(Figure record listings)
★ ★ ★ ★ ★

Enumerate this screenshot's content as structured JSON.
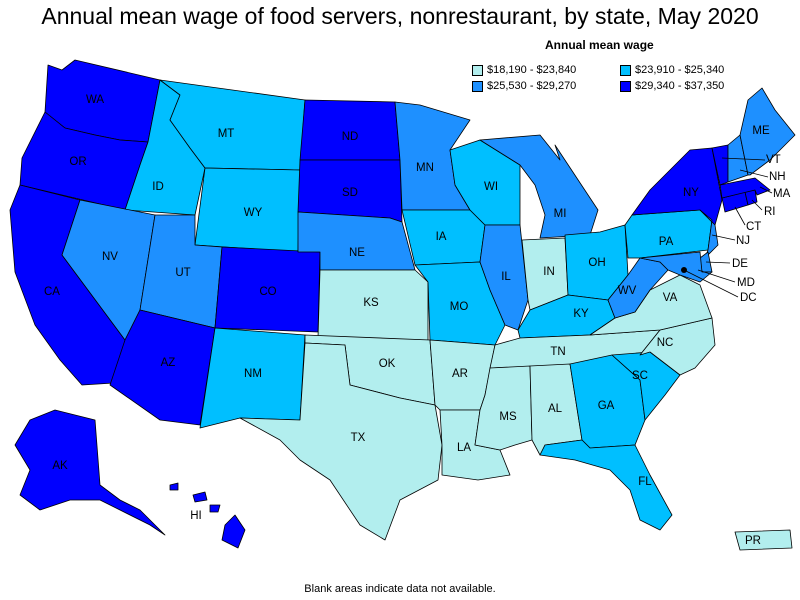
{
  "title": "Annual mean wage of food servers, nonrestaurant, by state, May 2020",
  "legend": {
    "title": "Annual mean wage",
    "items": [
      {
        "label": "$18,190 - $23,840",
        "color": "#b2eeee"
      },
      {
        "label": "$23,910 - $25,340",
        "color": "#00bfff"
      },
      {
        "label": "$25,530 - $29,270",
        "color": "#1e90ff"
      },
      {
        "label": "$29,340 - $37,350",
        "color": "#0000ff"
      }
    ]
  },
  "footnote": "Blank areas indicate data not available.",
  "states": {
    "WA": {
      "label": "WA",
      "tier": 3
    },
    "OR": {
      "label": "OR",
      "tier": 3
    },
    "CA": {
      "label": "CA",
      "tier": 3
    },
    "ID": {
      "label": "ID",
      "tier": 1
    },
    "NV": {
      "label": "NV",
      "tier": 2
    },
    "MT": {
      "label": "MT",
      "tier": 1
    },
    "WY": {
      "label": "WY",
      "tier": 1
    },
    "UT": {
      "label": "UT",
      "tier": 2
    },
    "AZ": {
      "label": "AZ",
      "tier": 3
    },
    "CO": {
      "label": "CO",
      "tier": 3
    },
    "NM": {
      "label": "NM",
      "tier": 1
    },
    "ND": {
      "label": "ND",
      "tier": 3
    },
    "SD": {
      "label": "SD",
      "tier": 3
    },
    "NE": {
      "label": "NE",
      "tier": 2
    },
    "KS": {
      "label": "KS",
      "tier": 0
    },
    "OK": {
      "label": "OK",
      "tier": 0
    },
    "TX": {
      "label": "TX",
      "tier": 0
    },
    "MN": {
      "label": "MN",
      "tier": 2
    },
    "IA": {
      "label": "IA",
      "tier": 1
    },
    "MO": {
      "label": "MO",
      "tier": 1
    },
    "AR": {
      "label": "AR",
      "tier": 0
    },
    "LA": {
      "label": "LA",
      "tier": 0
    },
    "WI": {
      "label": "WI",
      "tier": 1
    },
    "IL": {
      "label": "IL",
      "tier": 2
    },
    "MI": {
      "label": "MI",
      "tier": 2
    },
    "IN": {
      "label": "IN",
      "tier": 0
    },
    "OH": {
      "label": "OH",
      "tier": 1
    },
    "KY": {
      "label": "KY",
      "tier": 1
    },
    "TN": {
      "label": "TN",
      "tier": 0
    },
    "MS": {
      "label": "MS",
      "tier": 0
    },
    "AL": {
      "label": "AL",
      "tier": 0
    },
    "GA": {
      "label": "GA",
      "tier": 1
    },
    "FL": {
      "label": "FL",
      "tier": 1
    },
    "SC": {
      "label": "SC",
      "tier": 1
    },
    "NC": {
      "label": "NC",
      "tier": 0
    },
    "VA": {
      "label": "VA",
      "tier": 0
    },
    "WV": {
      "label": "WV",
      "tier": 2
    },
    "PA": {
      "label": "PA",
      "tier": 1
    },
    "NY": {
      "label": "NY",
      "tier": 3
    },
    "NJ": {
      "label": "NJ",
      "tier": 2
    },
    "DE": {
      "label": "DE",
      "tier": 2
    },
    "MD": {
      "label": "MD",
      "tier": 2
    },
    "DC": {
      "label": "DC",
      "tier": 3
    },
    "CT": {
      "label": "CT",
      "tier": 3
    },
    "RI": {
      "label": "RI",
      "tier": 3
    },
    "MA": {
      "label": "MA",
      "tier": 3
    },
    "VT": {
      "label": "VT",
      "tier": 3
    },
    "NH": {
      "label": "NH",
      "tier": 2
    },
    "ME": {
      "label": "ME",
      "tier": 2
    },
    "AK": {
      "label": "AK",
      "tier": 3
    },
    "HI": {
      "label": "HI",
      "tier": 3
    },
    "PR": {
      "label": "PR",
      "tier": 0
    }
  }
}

★ ★ ★ ★ ★

**Objective**
Set down all the entries exactly as they appear, but skip any pictures.

**Solution for this task**
Enumerate this screenshot's content as structured JSON.
{
  "title": "Annual mean wage of food servers, nonrestaurant, by state, May 2020",
  "legend": {
    "title": "Annual mean wage",
    "items": [
      {
        "label": "$18,190 - $23,840",
        "color": "#b2eeee"
      },
      {
        "label": "$23,910 - $25,340",
        "color": "#00bfff"
      },
      {
        "label": "$25,530 - $29,270",
        "color": "#1e90ff"
      },
      {
        "label": "$29,340 - $37,350",
        "color": "#0000ff"
      }
    ]
  },
  "footnote": "Blank areas indicate data not available.",
  "states": {
    "WA": {
      "label": "WA",
      "tier": 3
    },
    "OR": {
      "label": "OR",
      "tier": 3
    },
    "CA": {
      "label": "CA",
      "tier": 3
    },
    "ID": {
      "label": "ID",
      "tier": 1
    },
    "NV": {
      "label": "NV",
      "tier": 2
    },
    "MT": {
      "label": "MT",
      "tier": 1
    },
    "WY": {
      "label": "WY",
      "tier": 1
    },
    "UT": {
      "label": "UT",
      "tier": 2
    },
    "AZ": {
      "label": "AZ",
      "tier": 3
    },
    "CO": {
      "label": "CO",
      "tier": 3
    },
    "NM": {
      "label": "NM",
      "tier": 1
    },
    "ND": {
      "label": "ND",
      "tier": 3
    },
    "SD": {
      "label": "SD",
      "tier": 3
    },
    "NE": {
      "label": "NE",
      "tier": 2
    },
    "KS": {
      "label": "KS",
      "tier": 0
    },
    "OK": {
      "label": "OK",
      "tier": 0
    },
    "TX": {
      "label": "TX",
      "tier": 0
    },
    "MN": {
      "label": "MN",
      "tier": 2
    },
    "IA": {
      "label": "IA",
      "tier": 1
    },
    "MO": {
      "label": "MO",
      "tier": 1
    },
    "AR": {
      "label": "AR",
      "tier": 0
    },
    "LA": {
      "label": "LA",
      "tier": 0
    },
    "WI": {
      "label": "WI",
      "tier": 1
    },
    "IL": {
      "label": "IL",
      "tier": 2
    },
    "MI": {
      "label": "MI",
      "tier": 2
    },
    "IN": {
      "label": "IN",
      "tier": 0
    },
    "OH": {
      "label": "OH",
      "tier": 1
    },
    "KY": {
      "label": "KY",
      "tier": 1
    },
    "TN": {
      "label": "TN",
      "tier": 0
    },
    "MS": {
      "label": "MS",
      "tier": 0
    },
    "AL": {
      "label": "AL",
      "tier": 0
    },
    "GA": {
      "label": "GA",
      "tier": 1
    },
    "FL": {
      "label": "FL",
      "tier": 1
    },
    "SC": {
      "label": "SC",
      "tier": 1
    },
    "NC": {
      "label": "NC",
      "tier": 0
    },
    "VA": {
      "label": "VA",
      "tier": 0
    },
    "WV": {
      "label": "WV",
      "tier": 2
    },
    "PA": {
      "label": "PA",
      "tier": 1
    },
    "NY": {
      "label": "NY",
      "tier": 3
    },
    "NJ": {
      "label": "NJ",
      "tier": 2
    },
    "DE": {
      "label": "DE",
      "tier": 2
    },
    "MD": {
      "label": "MD",
      "tier": 2
    },
    "DC": {
      "label": "DC",
      "tier": 3
    },
    "CT": {
      "label": "CT",
      "tier": 3
    },
    "RI": {
      "label": "RI",
      "tier": 3
    },
    "MA": {
      "label": "MA",
      "tier": 3
    },
    "VT": {
      "label": "VT",
      "tier": 3
    },
    "NH": {
      "label": "NH",
      "tier": 2
    },
    "ME": {
      "label": "ME",
      "tier": 2
    },
    "AK": {
      "label": "AK",
      "tier": 3
    },
    "HI": {
      "label": "HI",
      "tier": 3
    },
    "PR": {
      "label": "PR",
      "tier": 0
    }
  }
}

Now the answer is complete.